*MATERIAL FOR THIS EXERCISE*.
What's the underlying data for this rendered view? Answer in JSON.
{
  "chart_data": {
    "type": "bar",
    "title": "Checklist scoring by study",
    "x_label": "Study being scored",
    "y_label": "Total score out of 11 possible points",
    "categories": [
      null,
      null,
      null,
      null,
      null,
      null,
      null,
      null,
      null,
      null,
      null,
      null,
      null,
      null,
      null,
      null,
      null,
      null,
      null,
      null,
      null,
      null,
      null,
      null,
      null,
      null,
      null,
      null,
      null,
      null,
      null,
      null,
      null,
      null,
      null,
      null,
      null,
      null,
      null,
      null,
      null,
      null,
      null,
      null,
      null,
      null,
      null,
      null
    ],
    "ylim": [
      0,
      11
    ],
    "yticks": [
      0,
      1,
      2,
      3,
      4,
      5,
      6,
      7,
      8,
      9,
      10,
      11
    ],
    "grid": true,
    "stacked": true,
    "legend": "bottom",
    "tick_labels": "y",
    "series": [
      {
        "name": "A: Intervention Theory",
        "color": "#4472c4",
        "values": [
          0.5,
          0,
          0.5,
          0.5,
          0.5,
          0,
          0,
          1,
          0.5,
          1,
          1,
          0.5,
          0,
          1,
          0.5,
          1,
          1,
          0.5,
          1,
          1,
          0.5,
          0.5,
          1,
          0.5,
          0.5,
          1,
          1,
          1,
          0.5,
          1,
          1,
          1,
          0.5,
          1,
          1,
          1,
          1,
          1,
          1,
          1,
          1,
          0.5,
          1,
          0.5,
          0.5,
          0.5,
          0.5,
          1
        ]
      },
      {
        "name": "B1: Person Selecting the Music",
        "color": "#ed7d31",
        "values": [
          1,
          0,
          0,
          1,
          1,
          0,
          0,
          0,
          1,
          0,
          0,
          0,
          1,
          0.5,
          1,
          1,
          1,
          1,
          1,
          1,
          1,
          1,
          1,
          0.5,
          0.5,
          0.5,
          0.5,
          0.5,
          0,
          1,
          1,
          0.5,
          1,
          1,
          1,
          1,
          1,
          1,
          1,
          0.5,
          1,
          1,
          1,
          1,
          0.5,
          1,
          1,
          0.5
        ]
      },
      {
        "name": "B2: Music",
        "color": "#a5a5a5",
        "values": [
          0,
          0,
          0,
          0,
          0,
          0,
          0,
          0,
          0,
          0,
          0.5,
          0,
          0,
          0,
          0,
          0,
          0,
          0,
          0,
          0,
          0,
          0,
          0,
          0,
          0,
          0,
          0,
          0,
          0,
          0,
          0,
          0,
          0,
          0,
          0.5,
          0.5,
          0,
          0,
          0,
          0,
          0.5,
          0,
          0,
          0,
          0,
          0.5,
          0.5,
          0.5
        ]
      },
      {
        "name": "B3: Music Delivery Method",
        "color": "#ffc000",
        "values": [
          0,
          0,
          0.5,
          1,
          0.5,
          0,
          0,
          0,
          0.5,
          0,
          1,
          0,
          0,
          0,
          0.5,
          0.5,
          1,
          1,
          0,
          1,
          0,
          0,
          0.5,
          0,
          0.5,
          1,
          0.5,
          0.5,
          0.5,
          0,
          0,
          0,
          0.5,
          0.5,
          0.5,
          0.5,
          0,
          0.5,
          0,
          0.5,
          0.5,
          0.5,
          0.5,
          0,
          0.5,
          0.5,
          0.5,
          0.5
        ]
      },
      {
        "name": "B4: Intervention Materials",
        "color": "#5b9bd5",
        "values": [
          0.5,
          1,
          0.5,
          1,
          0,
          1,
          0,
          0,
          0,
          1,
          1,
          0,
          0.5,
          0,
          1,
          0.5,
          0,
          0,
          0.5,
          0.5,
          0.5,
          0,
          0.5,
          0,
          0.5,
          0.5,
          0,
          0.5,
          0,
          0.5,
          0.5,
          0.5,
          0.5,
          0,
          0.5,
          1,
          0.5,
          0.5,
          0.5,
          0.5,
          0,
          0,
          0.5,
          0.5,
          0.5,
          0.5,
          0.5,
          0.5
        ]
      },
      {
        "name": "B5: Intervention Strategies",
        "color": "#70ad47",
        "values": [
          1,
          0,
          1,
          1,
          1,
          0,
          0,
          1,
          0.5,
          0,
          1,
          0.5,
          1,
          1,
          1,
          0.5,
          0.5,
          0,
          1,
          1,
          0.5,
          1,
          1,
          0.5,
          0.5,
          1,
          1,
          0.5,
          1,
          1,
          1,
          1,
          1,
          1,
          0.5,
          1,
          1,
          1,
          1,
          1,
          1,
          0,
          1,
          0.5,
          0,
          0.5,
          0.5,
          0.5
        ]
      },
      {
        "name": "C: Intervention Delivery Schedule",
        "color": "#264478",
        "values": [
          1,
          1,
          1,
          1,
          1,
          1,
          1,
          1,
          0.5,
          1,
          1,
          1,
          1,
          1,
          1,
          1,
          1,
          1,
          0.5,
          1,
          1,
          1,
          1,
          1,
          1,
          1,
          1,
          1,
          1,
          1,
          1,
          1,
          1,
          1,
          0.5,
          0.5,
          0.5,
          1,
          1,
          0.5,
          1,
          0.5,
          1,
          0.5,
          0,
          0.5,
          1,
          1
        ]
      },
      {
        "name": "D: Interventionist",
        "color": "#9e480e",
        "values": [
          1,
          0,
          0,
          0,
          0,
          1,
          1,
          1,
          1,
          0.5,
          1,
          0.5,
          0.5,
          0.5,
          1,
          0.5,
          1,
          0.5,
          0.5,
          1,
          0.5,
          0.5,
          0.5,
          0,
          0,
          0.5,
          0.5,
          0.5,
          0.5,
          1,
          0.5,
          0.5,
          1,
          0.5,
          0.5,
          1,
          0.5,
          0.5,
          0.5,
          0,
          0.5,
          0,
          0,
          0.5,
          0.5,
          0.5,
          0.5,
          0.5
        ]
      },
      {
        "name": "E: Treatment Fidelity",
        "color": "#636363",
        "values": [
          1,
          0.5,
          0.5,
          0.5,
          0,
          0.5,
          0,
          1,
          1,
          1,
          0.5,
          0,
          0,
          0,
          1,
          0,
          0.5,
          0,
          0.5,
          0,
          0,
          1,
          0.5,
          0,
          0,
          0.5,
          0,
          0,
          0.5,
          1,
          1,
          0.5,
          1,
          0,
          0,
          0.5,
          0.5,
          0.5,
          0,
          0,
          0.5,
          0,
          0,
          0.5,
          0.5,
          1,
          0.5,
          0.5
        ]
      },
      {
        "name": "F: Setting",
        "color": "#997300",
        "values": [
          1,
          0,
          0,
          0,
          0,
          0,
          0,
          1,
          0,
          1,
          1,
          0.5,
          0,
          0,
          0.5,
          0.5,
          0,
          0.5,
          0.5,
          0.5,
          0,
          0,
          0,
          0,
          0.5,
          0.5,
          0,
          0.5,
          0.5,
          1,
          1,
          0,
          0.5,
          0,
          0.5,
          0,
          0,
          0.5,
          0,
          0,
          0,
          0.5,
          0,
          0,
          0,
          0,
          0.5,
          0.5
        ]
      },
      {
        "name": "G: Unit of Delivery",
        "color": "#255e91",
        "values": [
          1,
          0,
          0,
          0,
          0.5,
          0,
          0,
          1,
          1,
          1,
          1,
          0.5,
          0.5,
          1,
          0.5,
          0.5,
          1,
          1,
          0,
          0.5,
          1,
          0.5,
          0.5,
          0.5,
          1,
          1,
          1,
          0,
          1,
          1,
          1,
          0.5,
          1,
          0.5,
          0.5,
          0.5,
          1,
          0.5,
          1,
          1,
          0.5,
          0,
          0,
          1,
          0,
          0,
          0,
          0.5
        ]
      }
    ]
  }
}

*REQUIRED TASK*.
Gather each line that holds "Delivery".

*ANSWER TO THIS EXERCISE*.
        "name": "B3: Music Delivery Method",
        "name": "C: Intervention Delivery Schedule",
        "name": "G: Unit of Delivery",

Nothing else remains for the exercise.